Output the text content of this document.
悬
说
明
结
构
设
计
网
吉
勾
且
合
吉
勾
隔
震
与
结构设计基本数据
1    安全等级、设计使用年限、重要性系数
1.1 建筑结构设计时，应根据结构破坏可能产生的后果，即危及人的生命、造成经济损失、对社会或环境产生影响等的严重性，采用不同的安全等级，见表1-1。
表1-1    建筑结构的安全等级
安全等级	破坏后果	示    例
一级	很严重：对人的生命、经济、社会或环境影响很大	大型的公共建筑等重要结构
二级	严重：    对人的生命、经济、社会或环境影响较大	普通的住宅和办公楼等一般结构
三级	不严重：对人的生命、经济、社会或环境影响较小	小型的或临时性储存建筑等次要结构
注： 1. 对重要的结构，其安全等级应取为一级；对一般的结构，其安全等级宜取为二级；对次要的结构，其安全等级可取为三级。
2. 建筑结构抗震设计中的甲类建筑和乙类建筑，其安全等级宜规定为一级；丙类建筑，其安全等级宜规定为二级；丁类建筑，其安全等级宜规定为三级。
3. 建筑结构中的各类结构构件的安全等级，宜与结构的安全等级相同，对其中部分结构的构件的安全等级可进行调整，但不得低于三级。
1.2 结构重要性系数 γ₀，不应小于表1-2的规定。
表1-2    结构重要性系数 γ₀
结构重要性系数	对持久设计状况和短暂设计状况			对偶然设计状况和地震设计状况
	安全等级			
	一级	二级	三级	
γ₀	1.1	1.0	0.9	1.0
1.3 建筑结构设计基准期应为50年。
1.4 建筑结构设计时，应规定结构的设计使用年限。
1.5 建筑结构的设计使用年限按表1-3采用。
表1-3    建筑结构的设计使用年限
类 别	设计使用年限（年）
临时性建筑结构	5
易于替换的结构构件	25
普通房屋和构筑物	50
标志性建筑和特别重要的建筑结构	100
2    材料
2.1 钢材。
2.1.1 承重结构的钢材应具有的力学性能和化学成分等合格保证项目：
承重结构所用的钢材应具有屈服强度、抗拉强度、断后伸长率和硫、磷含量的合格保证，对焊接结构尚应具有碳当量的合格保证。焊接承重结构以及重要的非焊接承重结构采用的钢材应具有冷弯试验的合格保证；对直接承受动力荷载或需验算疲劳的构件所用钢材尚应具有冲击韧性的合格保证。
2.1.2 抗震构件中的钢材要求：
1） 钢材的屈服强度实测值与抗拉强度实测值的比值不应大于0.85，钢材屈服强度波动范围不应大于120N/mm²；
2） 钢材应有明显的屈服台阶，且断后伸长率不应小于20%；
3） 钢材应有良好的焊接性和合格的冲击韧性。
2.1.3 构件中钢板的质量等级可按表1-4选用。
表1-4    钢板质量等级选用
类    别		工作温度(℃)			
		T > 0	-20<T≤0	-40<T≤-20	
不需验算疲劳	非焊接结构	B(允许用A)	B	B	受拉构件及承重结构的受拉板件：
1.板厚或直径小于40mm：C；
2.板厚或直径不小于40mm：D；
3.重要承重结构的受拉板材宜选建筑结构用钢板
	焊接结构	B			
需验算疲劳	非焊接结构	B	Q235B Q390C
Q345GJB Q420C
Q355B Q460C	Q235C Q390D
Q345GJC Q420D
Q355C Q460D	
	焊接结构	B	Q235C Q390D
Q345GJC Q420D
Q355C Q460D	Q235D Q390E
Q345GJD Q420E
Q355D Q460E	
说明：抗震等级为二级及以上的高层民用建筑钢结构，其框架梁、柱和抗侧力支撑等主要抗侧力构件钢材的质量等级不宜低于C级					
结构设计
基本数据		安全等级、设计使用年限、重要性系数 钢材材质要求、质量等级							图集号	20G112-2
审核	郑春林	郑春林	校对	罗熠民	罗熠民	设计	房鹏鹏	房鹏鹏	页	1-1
* * * * *
## To do
Give a word-for-word copy of the records.

## The reply
Output the text content of this document.
悬
说
明
结
构
设
计
网
吉
勾
且
合
吉
勾
隔
震
与
结构设计基本数据
1    安全等级、设计使用年限、重要性系数
1.1 建筑结构设计时，应根据结构破坏可能产生的后果，即危及人的生命、造成经济损失、对社会或环境产生影响等的严重性，采用不同的安全等级，见表1-1。
表1-1    建筑结构的安全等级
安全等级	破坏后果	示    例
一级	很严重：对人的生命、经济、社会或环境影响很大	大型的公共建筑等重要结构
二级	严重：    对人的生命、经济、社会或环境影响较大	普通的住宅和办公楼等一般结构
三级	不严重：对人的生命、经济、社会或环境影响较小	小型的或临时性储存建筑等次要结构
注： 1. 对重要的结构，其安全等级应取为一级；对一般的结构，其安全等级宜取为二级；对次要的结构，其安全等级可取为三级。
2. 建筑结构抗震设计中的甲类建筑和乙类建筑，其安全等级宜规定为一级；丙类建筑，其安全等级宜规定为二级；丁类建筑，其安全等级宜规定为三级。
3. 建筑结构中的各类结构构件的安全等级，宜与结构的安全等级相同，对其中部分结构的构件的安全等级可进行调整，但不得低于三级。
1.2 结构重要性系数 γ₀，不应小于表1-2的规定。
表1-2    结构重要性系数 γ₀
结构重要性系数	对持久设计状况和短暂设计状况			对偶然设计状况和地震设计状况
	安全等级			
	一级	二级	三级	
γ₀	1.1	1.0	0.9	1.0
1.3 建筑结构设计基准期应为50年。
1.4 建筑结构设计时，应规定结构的设计使用年限。
1.5 建筑结构的设计使用年限按表1-3采用。
表1-3    建筑结构的设计使用年限
类 别	设计使用年限（年）
临时性建筑结构	5
易于替换的结构构件	25
普通房屋和构筑物	50
标志性建筑和特别重要的建筑结构	100
2    材料
2.1 钢材。
2.1.1 承重结构的钢材应具有的力学性能和化学成分等合格保证项目：
承重结构所用的钢材应具有屈服强度、抗拉强度、断后伸长率和硫、磷含量的合格保证，对焊接结构尚应具有碳当量的合格保证。焊接承重结构以及重要的非焊接承重结构采用的钢材应具有冷弯试验的合格保证；对直接承受动力荷载或需验算疲劳的构件所用钢材尚应具有冲击韧性的合格保证。
2.1.2 抗震构件中的钢材要求：
1） 钢材的屈服强度实测值与抗拉强度实测值的比值不应大于0.85，钢材屈服强度波动范围不应大于120N/mm²；
2） 钢材应有明显的屈服台阶，且断后伸长率不应小于20%；
3） 钢材应有良好的焊接性和合格的冲击韧性。
2.1.3 构件中钢板的质量等级可按表1-4选用。
表1-4    钢板质量等级选用
类    别		工作温度(℃)			
		T > 0	-20<T≤0	-40<T≤-20	
不需验算疲劳	非焊接结构	B(允许用A)	B	B	受拉构件及承重结构的受拉板件：
1.板厚或直径小于40mm：C；
2.板厚或直径不小于40mm：D；
3.重要承重结构的受拉板材宜选建筑结构用钢板
	焊接结构	B			
需验算疲劳	非焊接结构	B	Q235B Q390C
Q345GJB Q420C
Q355B Q460C	Q235C Q390D
Q345GJC Q420D
Q355C Q460D	
	焊接结构	B	Q235C Q390D
Q345GJC Q420D
Q355C Q460D	Q235D Q390E
Q345GJD Q420E
Q355D Q460E	
说明：抗震等级为二级及以上的高层民用建筑钢结构，其框架梁、柱和抗侧力支撑等主要抗侧力构件钢材的质量等级不宜低于C级					
结构设计
基本数据		安全等级、设计使用年限、重要性系数 钢材材质要求、质量等级							图集号	20G112-2
审核	郑春林	郑春林	校对	罗熠民	罗熠民	设计	房鹏鹏	房鹏鹏	页	1-1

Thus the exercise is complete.